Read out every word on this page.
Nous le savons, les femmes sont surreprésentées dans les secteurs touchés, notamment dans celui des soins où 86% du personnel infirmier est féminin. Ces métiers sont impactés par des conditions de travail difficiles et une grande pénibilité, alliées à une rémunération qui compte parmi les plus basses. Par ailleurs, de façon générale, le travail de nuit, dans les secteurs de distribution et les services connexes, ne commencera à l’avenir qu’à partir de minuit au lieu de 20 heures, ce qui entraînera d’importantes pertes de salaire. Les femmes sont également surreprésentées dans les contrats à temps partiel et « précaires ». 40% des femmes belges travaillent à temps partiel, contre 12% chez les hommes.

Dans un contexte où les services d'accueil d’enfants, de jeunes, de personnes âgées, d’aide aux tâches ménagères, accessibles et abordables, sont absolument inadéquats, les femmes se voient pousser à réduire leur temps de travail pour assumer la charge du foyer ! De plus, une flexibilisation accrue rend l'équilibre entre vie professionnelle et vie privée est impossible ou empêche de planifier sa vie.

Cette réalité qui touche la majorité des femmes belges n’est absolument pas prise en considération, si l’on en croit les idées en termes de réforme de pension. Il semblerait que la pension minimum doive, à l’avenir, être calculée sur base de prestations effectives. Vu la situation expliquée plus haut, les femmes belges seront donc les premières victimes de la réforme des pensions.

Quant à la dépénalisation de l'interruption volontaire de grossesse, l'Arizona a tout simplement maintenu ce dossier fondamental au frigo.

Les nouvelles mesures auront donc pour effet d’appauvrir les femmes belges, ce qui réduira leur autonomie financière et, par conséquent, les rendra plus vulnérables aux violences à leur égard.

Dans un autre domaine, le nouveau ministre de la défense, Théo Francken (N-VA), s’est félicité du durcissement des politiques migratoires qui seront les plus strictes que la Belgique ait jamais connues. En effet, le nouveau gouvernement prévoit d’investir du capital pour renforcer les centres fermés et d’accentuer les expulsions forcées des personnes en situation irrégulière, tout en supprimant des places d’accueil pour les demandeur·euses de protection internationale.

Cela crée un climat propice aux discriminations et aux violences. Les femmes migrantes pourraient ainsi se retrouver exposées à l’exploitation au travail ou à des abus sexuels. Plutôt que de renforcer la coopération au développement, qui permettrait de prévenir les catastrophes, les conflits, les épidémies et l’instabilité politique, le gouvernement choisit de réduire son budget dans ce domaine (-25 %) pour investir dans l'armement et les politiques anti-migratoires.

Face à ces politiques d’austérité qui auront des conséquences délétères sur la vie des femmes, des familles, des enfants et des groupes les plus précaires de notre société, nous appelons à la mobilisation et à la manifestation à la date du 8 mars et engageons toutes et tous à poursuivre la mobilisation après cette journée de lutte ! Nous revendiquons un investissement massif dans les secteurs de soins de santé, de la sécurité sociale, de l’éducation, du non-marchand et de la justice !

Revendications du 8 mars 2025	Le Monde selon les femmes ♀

──────────

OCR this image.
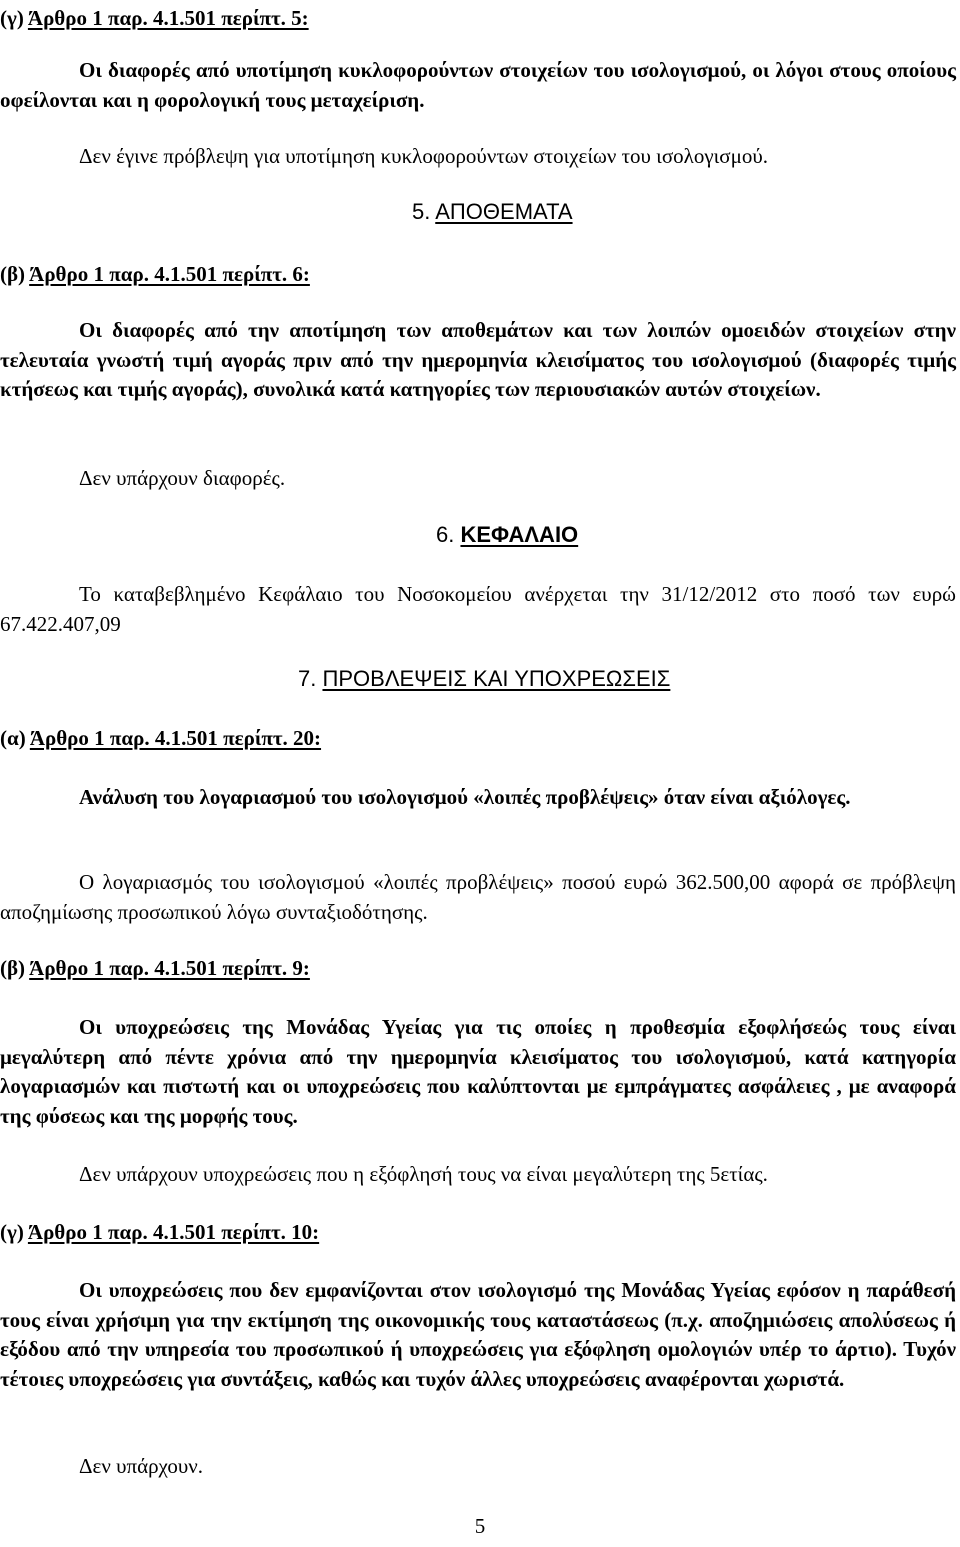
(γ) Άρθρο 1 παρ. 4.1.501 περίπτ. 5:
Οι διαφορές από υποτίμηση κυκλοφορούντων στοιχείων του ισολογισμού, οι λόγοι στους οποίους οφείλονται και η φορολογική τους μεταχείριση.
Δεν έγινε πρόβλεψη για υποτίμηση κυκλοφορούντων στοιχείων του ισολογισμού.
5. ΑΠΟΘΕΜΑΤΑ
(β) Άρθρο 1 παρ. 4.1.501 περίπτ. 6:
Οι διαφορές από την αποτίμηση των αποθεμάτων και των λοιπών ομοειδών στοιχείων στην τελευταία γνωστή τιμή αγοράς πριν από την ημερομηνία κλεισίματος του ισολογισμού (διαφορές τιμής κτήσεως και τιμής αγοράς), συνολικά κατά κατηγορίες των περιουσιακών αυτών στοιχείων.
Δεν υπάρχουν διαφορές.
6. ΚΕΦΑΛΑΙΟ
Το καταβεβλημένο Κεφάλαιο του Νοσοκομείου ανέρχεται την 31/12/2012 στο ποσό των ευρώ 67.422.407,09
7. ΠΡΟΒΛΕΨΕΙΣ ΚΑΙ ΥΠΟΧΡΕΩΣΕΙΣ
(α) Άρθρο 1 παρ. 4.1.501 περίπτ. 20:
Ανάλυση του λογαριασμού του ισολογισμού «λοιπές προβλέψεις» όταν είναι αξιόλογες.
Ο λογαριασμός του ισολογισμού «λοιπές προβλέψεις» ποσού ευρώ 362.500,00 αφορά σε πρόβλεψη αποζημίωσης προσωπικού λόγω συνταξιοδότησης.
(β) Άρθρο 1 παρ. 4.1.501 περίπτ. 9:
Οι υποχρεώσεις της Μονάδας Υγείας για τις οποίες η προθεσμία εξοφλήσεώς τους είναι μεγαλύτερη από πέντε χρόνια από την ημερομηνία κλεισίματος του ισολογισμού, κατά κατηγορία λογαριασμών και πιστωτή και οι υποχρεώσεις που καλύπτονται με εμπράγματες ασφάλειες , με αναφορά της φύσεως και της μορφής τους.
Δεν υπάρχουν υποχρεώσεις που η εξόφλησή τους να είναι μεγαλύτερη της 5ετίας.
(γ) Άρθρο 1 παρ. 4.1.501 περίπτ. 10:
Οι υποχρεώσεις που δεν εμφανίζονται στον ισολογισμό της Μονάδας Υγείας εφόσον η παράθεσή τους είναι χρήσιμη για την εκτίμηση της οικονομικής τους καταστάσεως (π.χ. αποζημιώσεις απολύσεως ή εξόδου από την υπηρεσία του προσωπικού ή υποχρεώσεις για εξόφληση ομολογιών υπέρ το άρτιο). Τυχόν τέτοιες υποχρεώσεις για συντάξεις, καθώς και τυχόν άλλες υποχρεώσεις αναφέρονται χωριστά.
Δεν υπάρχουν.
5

──────────

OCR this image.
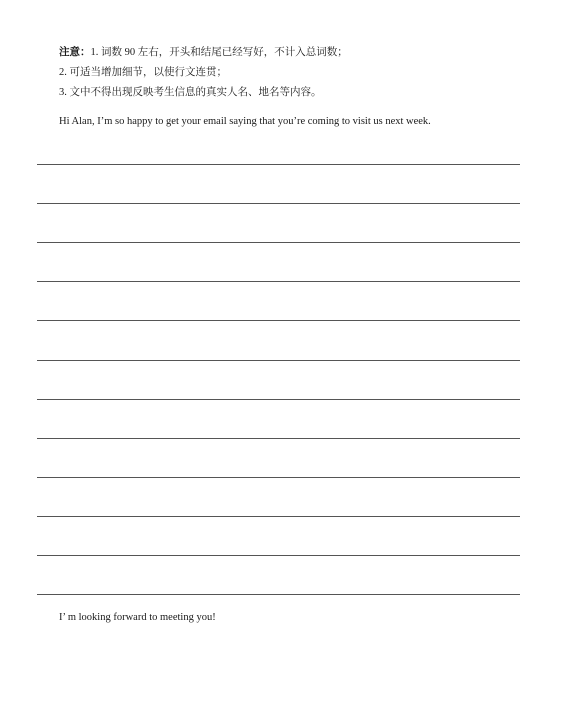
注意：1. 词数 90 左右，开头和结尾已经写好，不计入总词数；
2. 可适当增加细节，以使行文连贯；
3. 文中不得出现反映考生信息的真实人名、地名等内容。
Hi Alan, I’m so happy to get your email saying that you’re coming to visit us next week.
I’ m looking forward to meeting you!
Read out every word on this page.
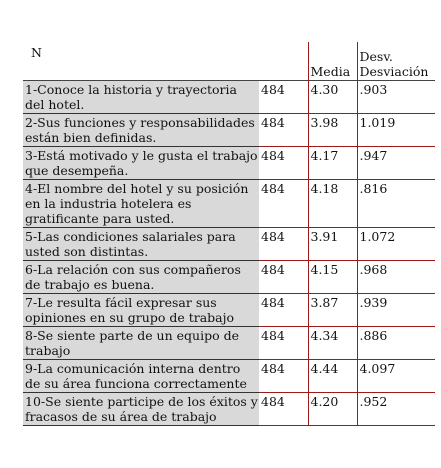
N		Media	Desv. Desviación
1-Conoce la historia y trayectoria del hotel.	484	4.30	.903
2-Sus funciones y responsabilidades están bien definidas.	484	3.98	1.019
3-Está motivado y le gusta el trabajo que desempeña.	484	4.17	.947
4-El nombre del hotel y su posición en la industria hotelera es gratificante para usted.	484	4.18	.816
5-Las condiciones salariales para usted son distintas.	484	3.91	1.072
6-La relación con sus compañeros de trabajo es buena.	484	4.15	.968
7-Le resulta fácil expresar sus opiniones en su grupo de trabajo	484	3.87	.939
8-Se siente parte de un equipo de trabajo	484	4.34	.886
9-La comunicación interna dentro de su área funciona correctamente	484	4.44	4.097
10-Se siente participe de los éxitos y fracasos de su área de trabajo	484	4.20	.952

──────────

Filter out every line that lacks the word "λοιπές", and copy the rest.

Ανάλυση του λογαριασμού του ισολογισμού «λοιπές προβλέψεις» όταν είναι αξιόλογες.
Ο λογαριασμός του ισολογισμού «λοιπές προβλέψεις» ποσού ευρώ 362.500,00 αφορά σε πρόβλεψη αποζημίωσης προσωπικού λόγω συνταξιοδότησης.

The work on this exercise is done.